● Work to complete:
Locate each line containing the string "that" and copy it out.

— start Listing —

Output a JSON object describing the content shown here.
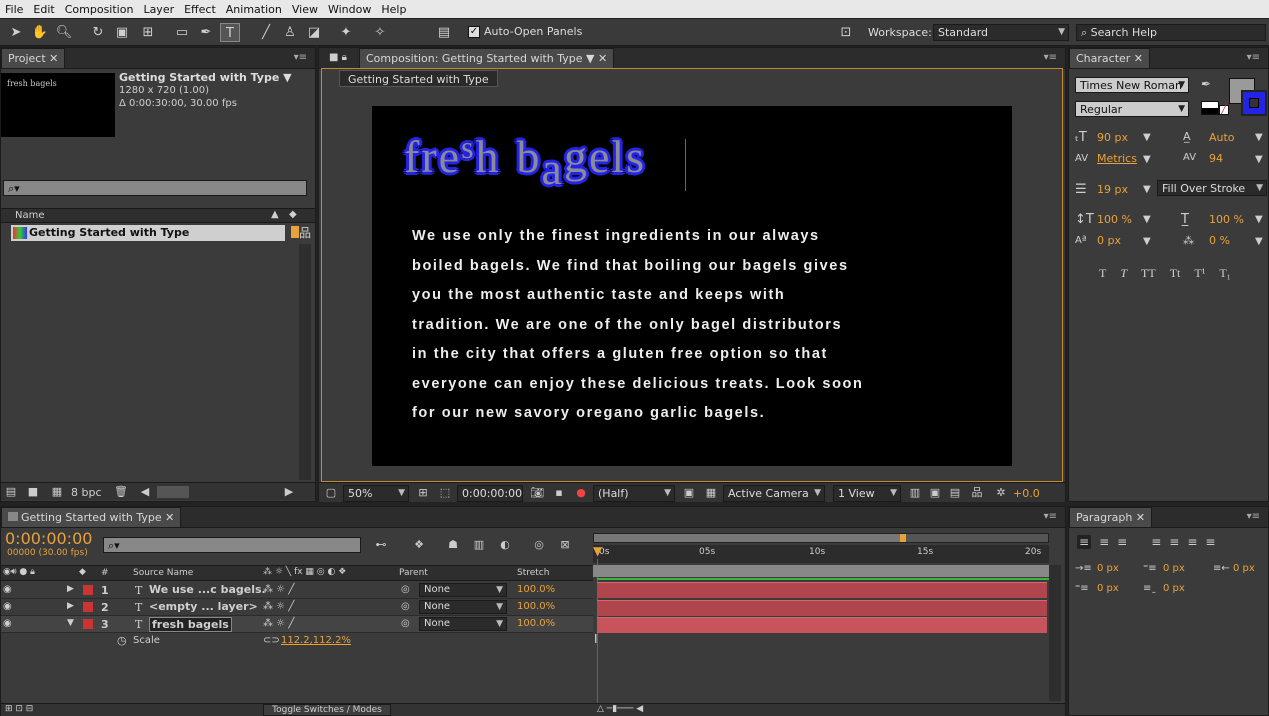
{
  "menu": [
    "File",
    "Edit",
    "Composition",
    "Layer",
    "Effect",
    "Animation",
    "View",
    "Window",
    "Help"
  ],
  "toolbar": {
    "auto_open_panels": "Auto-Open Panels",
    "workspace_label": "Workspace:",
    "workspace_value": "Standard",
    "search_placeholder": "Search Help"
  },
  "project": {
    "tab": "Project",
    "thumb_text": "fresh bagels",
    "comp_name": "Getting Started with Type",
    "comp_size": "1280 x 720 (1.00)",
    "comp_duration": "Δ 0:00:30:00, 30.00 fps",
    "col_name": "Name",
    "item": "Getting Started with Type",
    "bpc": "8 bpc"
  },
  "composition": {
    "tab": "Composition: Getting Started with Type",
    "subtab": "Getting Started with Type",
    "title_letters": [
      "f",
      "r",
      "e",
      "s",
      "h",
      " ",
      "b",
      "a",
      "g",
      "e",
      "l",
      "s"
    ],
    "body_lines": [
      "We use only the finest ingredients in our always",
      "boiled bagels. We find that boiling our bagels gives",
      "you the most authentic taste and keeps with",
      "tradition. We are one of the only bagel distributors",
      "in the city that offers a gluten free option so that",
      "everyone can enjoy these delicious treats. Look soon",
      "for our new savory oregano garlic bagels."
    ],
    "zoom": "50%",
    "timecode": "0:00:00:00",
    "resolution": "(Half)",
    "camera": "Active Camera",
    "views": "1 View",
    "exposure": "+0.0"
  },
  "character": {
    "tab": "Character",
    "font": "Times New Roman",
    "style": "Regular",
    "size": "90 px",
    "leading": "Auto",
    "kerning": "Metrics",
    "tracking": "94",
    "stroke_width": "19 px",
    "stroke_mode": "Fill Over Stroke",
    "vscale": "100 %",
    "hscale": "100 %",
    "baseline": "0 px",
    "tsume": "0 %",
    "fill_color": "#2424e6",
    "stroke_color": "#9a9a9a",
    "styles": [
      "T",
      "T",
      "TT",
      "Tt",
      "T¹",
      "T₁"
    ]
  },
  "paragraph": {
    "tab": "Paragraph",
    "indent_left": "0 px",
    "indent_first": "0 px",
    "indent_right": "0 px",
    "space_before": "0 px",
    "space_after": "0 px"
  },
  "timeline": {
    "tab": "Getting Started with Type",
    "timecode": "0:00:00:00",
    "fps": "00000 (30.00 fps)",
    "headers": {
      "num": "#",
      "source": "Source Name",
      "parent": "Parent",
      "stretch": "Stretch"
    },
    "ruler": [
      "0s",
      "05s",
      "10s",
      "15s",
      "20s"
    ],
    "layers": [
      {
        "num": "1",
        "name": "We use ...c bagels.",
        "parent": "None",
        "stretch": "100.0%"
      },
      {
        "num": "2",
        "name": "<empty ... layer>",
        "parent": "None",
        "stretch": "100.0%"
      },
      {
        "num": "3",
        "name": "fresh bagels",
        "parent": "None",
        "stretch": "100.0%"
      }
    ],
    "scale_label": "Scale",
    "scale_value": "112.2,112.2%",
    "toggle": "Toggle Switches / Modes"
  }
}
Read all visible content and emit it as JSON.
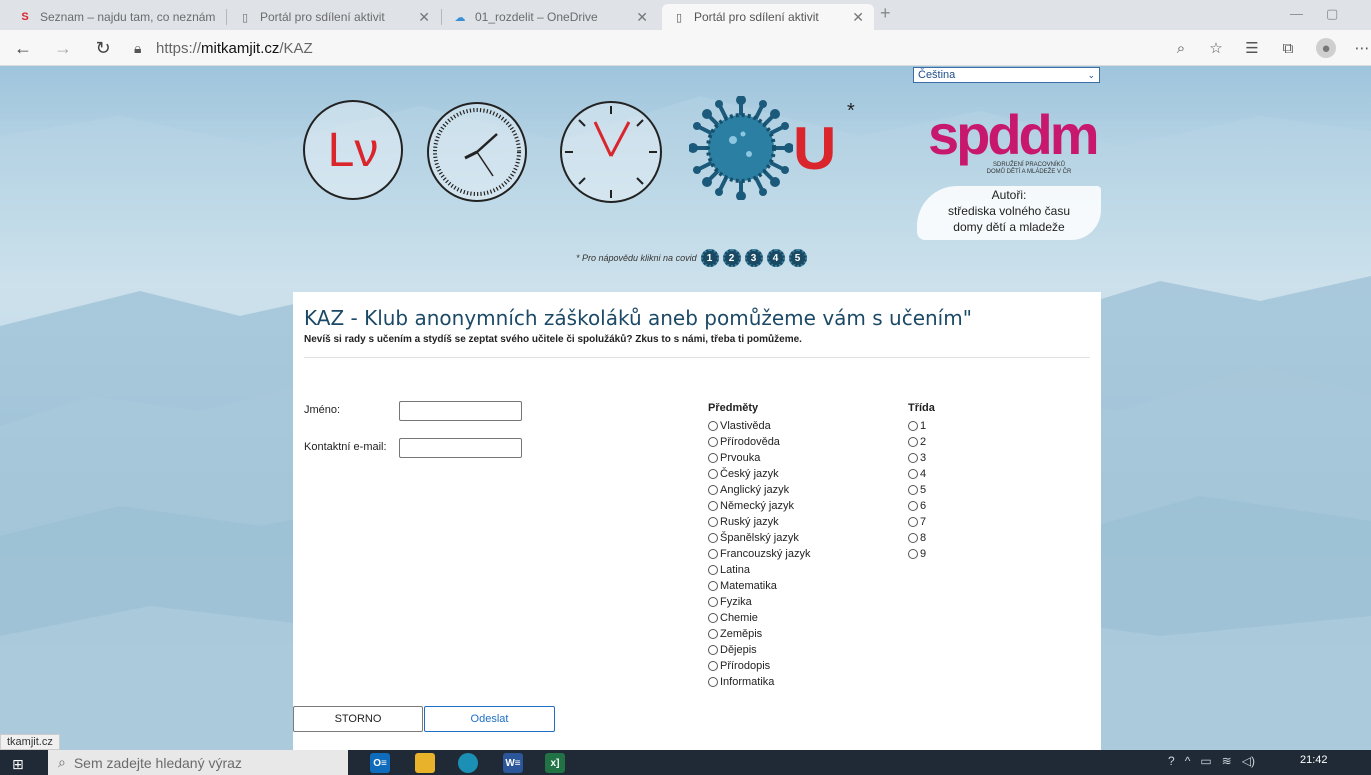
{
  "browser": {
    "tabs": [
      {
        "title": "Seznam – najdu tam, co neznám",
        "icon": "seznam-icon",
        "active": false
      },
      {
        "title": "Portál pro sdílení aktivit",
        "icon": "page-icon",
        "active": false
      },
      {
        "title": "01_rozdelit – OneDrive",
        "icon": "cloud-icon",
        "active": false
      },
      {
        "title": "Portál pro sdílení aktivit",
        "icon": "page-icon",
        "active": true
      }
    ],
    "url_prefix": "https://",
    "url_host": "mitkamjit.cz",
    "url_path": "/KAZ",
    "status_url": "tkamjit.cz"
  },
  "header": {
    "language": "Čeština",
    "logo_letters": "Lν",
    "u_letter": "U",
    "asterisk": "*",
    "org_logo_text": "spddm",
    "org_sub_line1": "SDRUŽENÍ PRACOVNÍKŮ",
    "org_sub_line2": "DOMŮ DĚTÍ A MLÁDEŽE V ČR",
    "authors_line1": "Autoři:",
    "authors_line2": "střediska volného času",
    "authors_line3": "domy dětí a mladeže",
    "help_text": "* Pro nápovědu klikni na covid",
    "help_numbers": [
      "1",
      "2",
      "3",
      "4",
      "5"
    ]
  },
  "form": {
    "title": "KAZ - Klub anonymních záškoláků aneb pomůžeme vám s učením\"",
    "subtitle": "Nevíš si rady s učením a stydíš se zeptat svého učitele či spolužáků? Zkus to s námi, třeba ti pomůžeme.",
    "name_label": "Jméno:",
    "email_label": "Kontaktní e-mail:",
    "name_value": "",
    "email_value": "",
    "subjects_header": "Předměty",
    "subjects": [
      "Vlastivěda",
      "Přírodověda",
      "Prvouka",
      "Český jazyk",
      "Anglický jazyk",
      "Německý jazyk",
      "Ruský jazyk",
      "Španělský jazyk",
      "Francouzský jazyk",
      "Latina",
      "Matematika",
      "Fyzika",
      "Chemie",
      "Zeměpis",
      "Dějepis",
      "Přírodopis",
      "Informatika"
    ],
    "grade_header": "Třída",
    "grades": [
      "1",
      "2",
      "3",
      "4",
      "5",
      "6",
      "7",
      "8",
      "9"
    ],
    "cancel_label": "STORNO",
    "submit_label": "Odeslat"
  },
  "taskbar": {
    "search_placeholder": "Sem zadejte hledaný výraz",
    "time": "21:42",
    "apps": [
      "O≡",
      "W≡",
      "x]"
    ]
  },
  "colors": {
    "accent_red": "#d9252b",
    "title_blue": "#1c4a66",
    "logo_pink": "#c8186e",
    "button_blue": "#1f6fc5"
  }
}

— end Listing —
— start Listing —

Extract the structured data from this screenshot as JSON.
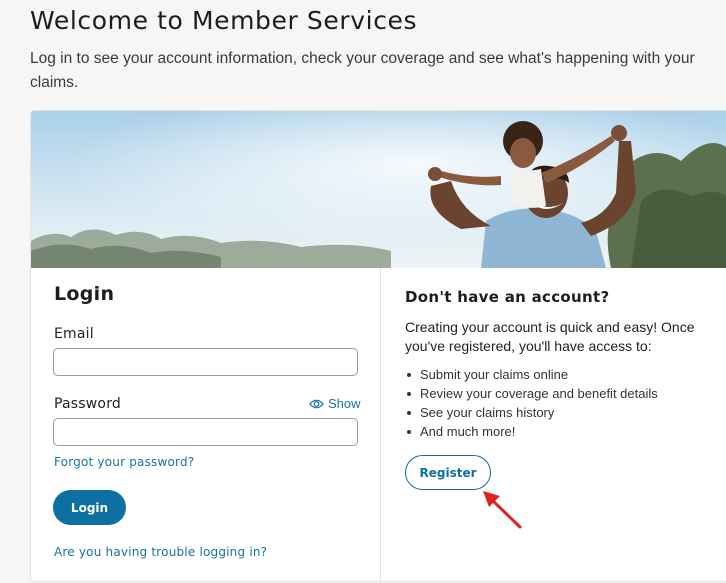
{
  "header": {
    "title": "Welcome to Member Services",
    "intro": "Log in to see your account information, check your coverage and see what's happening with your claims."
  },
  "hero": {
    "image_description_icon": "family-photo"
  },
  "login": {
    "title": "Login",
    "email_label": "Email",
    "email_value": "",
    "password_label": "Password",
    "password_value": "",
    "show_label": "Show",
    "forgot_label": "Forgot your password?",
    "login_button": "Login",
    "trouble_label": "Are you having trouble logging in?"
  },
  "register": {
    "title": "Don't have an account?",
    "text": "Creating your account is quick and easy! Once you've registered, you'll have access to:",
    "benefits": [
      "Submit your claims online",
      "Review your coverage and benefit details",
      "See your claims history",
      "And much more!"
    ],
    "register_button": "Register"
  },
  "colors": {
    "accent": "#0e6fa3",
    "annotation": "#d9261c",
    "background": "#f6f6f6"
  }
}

— end Listing —
— start Listing —

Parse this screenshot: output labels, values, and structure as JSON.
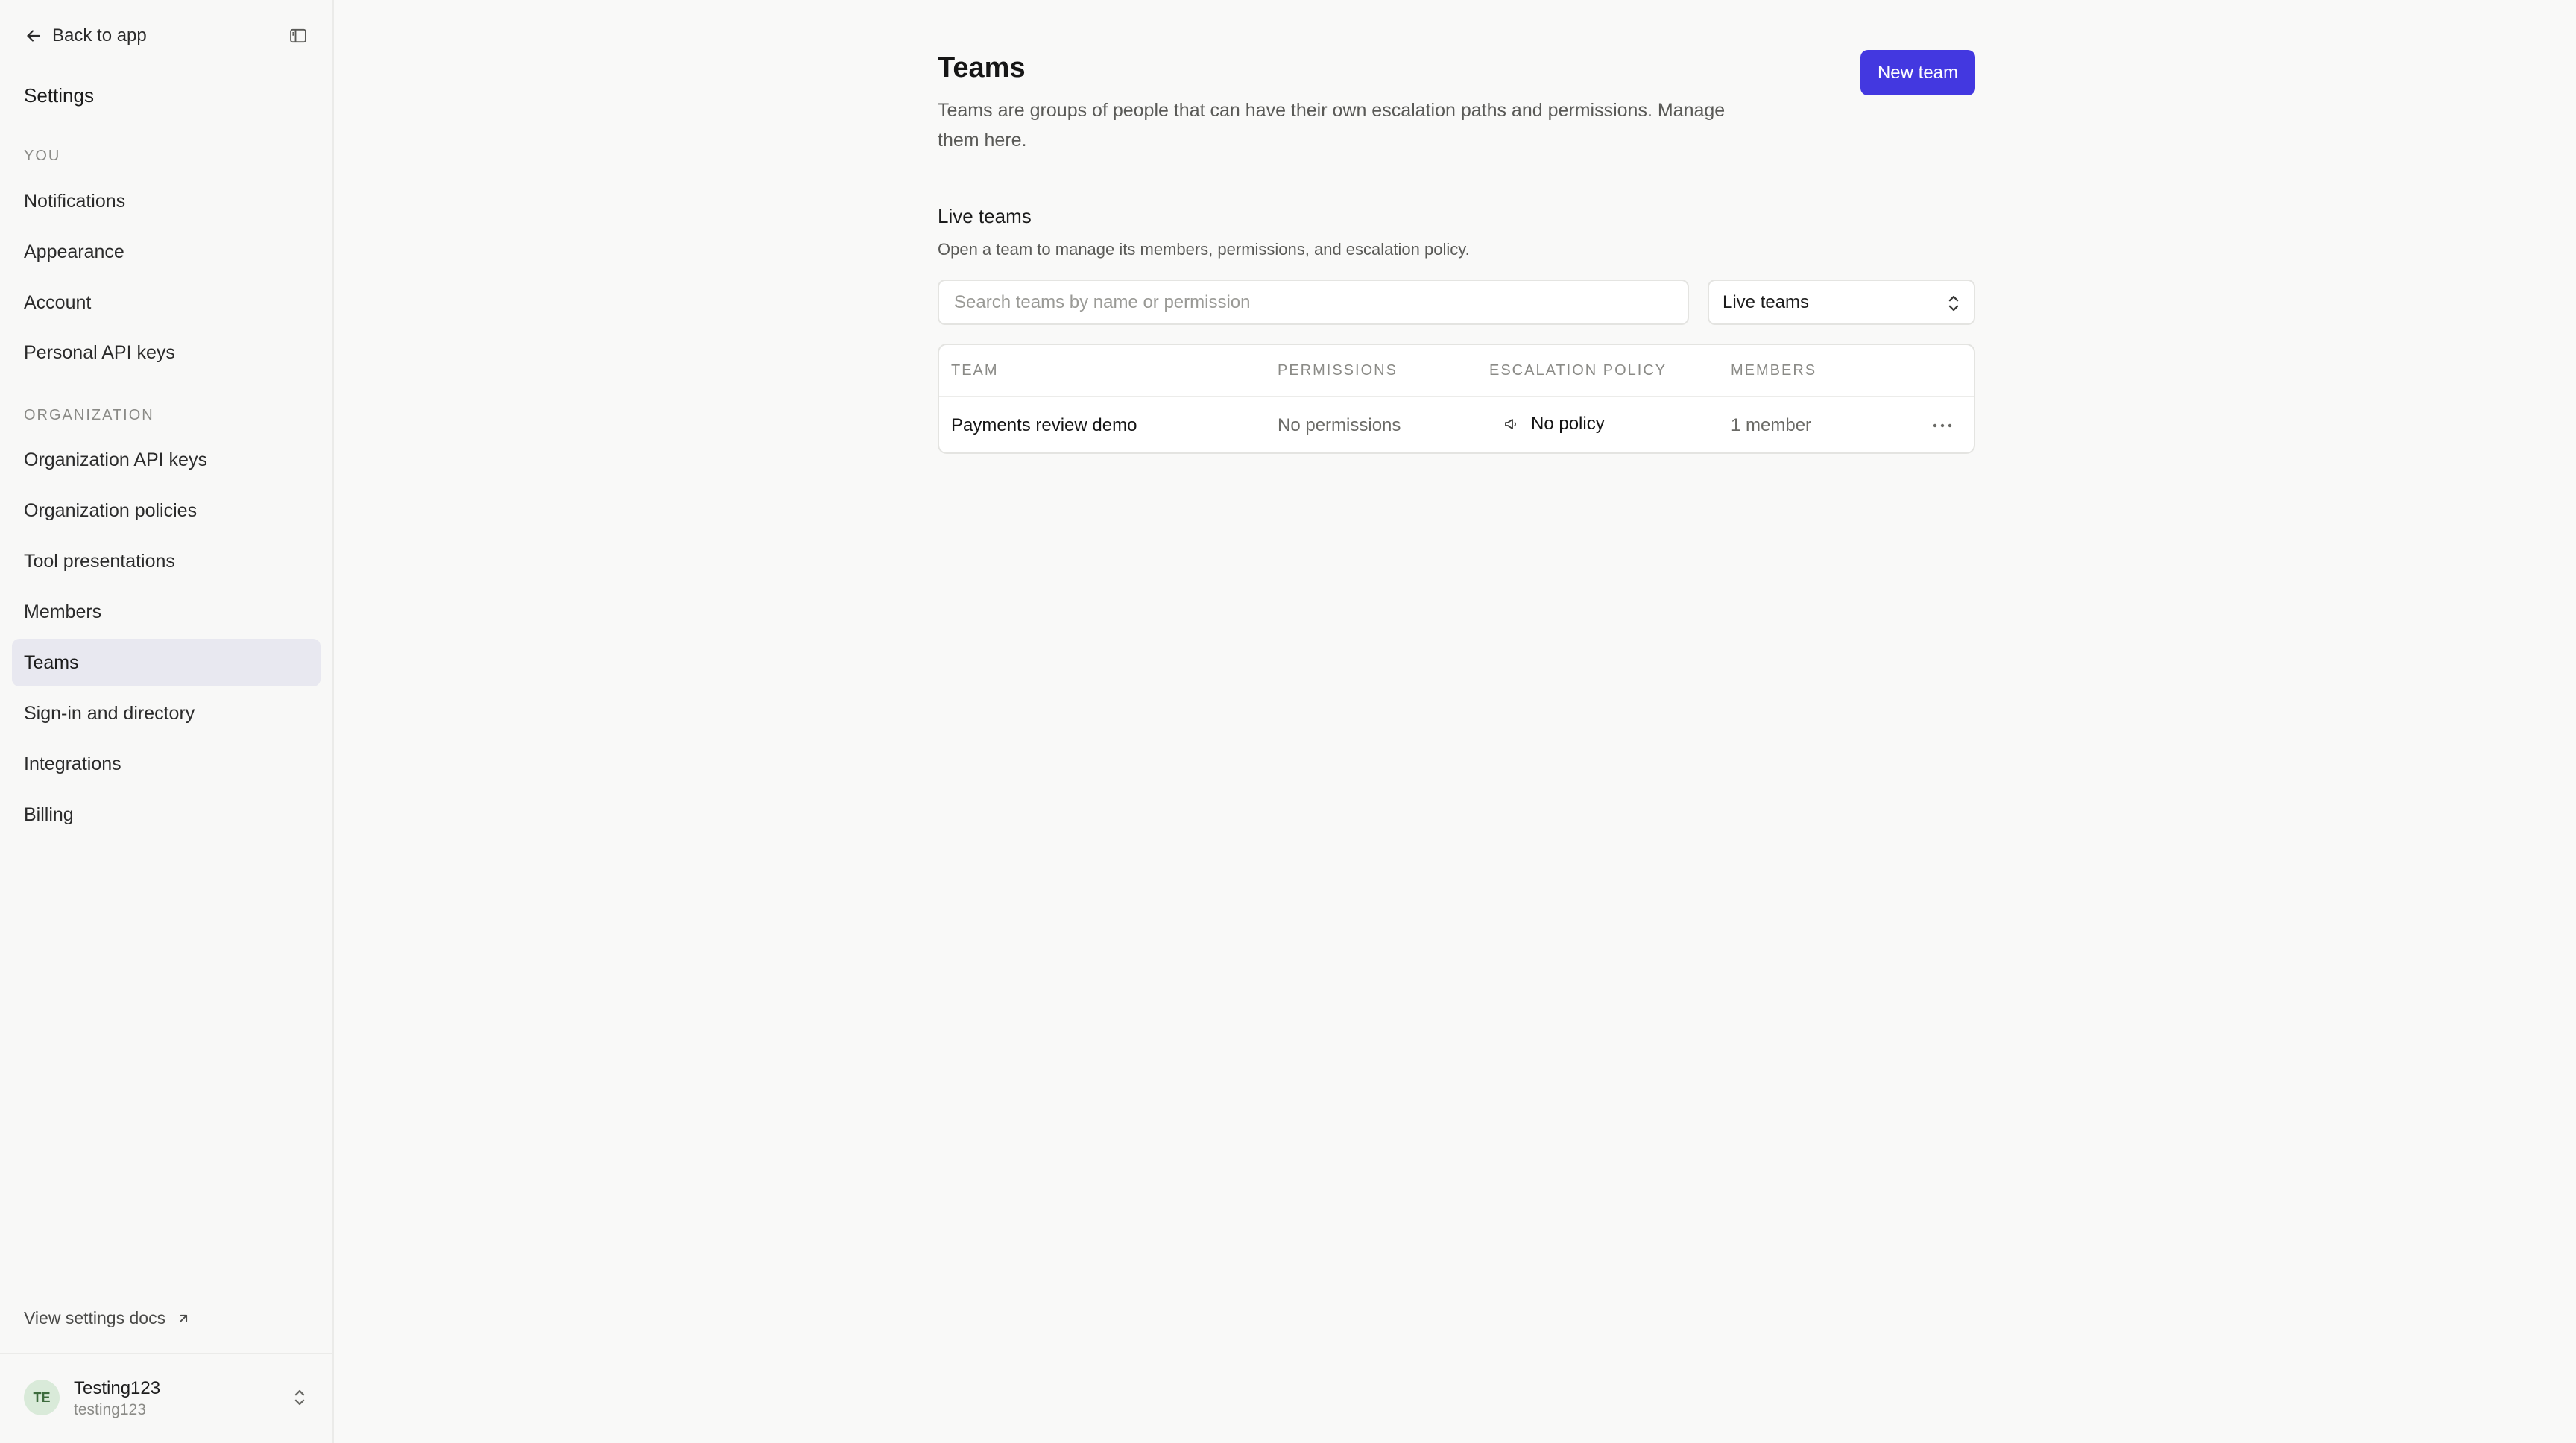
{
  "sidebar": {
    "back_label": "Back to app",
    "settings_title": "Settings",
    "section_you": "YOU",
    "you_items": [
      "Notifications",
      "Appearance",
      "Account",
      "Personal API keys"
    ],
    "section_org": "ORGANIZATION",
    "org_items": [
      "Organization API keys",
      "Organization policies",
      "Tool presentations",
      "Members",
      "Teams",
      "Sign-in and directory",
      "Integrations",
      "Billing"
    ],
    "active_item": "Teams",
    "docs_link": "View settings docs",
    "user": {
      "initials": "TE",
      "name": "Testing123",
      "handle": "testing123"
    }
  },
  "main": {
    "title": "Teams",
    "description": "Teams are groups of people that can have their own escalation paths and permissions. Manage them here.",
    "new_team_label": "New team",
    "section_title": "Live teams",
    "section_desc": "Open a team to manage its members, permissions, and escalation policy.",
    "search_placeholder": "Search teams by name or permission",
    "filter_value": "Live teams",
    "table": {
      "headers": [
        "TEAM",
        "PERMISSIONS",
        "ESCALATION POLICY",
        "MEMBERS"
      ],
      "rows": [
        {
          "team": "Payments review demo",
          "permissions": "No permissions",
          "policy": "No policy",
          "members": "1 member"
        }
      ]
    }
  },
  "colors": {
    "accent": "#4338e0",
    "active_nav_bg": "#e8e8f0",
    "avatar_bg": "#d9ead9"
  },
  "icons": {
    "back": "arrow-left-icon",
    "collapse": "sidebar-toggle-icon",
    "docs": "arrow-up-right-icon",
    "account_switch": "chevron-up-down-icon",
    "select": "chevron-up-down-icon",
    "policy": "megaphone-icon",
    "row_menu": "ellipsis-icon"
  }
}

— end Listing —

● Result for this task:
      "boiled bagels. We find that boiling our bagels gives",
      "in the city that offers a gluten free option so that",
    "description": "Teams are groups of people that can have their own escalation paths and permissions. Manage them here.",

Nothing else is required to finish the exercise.